* _Instructions for the task_
Tell me how many lines hold "this", please, using only the number.
■ ■ ■ ■ ■ ■ ■
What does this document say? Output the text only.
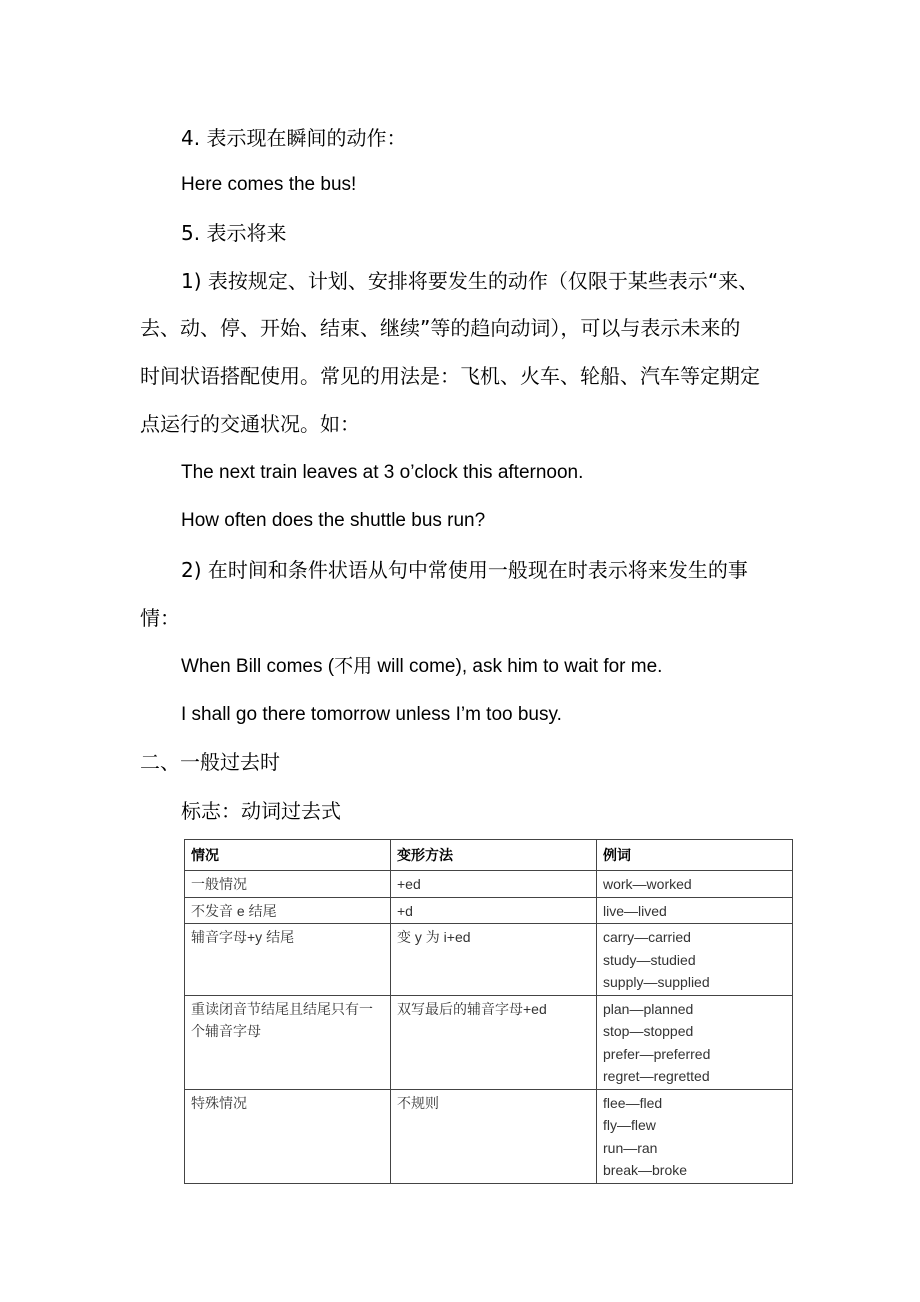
4. 表示现在瞬间的动作：
Here comes the bus!
5. 表示将来
1) 表按规定、计划、安排将要发生的动作（仅限于某些表示“来、
去、动、停、开始、结束、继续”等的趋向动词），可以与表示未来的
时间状语搭配使用。常见的用法是：飞机、火车、轮船、汽车等定期定
点运行的交通状况。如：
The next train leaves at 3 o’clock this afternoon.
How often does the shuttle bus run?
2) 在时间和条件状语从句中常使用一般现在时表示将来发生的事
情：
When Bill comes (不用 will come), ask him to wait for me.
I shall go there tomorrow unless I’m too busy.
二、一般过去时
标志：动词过去式
情况	变形方法	例词
一般情况	+ed	work—worked

不发音 e 结尾	+d	live—lived

辅音字母+y 结尾	变 y 为 i+ed	carry—carried
study—studied
supply—supplied

重读闭音节结尾且结尾只有一个辅音字母	双写最后的辅音字母+ed	plan—planned
stop—stopped
prefer—preferred
regret—regretted

特殊情况	不规则	flee—fled
fly—flew
run—ran
break—broke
■ ■ ■ ■ ■ ■ ■
* _Exercise output_
2